Check each line below for "JSON" and report how many have it, nothing else.

-- start DATA FOR THE TASK --

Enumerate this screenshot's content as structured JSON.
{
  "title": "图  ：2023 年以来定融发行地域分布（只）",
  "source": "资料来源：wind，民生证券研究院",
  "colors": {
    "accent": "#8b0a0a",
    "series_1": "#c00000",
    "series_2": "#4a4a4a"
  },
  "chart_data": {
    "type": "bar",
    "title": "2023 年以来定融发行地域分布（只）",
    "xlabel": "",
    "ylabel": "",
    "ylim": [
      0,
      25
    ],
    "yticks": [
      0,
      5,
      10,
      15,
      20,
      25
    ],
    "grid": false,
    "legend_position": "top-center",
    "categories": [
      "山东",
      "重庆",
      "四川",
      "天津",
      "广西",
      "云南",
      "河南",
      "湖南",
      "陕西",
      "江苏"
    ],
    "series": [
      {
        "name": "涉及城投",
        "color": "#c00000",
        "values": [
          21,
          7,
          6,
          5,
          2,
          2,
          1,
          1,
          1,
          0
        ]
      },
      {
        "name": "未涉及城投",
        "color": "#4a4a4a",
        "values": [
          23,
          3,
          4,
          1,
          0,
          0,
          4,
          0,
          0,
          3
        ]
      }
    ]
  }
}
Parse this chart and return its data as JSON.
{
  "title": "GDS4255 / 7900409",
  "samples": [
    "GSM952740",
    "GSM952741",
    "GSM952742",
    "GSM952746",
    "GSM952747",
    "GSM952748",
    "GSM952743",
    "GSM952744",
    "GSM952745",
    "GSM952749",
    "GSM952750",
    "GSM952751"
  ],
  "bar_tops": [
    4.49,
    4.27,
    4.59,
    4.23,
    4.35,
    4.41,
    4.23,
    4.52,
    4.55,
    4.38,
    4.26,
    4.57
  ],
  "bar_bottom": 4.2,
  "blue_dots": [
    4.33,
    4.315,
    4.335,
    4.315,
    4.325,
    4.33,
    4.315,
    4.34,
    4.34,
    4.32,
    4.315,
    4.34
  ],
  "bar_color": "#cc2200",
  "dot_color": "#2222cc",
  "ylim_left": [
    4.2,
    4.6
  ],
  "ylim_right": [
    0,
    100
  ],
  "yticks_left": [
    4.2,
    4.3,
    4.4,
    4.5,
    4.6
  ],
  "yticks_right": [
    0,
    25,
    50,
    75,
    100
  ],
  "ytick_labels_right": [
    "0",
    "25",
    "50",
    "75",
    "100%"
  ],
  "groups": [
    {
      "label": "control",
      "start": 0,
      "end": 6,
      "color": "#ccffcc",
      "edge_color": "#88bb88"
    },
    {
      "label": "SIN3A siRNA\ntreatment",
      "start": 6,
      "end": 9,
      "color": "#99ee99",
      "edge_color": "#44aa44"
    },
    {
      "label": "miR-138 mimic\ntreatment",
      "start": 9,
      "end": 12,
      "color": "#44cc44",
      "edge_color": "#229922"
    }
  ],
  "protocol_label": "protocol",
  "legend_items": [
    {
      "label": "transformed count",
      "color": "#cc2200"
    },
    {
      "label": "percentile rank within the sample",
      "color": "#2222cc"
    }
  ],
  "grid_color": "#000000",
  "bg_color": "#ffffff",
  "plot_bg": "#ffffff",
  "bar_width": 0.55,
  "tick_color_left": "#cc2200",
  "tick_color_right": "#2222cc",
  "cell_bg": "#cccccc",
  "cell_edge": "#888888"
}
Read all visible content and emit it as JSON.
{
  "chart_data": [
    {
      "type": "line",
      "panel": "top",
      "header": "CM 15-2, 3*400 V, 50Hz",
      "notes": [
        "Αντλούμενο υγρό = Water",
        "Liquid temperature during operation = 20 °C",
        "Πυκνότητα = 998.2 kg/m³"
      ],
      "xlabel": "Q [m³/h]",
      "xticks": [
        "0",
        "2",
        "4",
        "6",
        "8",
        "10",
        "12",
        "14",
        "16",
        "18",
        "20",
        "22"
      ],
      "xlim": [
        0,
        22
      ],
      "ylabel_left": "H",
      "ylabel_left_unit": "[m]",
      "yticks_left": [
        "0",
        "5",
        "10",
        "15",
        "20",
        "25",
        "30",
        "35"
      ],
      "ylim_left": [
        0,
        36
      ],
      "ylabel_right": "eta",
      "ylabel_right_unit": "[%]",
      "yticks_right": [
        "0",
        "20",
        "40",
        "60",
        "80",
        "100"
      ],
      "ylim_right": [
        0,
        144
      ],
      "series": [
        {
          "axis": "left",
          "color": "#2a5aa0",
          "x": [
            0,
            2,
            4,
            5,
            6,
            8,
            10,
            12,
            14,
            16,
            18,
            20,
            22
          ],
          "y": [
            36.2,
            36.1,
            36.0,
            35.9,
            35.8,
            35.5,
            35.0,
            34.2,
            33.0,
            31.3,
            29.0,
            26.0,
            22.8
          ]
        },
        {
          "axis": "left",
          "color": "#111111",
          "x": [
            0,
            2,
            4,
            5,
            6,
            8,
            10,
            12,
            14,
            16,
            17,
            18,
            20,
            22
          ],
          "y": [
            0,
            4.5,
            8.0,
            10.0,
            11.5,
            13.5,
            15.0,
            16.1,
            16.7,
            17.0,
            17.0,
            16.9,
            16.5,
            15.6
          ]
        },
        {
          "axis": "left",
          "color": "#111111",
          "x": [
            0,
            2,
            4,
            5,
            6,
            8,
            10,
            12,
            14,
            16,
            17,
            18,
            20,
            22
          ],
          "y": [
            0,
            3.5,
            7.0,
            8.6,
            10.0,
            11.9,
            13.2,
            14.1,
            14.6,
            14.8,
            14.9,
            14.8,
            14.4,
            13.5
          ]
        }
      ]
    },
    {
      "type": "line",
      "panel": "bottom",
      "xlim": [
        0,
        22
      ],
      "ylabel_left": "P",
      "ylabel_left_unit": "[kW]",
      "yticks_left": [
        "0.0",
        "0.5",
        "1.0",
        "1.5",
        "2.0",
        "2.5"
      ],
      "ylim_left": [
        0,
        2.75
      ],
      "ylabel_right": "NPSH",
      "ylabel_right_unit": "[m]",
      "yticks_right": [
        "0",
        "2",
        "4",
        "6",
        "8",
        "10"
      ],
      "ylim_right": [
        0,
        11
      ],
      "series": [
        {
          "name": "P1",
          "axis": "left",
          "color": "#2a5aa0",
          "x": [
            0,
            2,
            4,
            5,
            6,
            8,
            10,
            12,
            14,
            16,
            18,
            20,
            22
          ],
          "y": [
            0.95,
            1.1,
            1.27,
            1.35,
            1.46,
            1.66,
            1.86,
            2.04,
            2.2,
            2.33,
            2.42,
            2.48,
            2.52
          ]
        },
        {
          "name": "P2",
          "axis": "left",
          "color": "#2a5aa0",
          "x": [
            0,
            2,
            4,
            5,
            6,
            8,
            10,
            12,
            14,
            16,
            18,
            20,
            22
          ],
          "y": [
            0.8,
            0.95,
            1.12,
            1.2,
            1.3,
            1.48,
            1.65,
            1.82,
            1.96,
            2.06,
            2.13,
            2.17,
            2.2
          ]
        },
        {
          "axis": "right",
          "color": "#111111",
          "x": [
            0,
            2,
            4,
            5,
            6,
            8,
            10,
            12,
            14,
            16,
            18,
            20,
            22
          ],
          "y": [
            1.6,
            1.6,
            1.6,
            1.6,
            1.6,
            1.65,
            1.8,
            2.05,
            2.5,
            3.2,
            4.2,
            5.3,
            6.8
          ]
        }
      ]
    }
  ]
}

-- end DATA FOR THE TASK --

THE REPLY: 3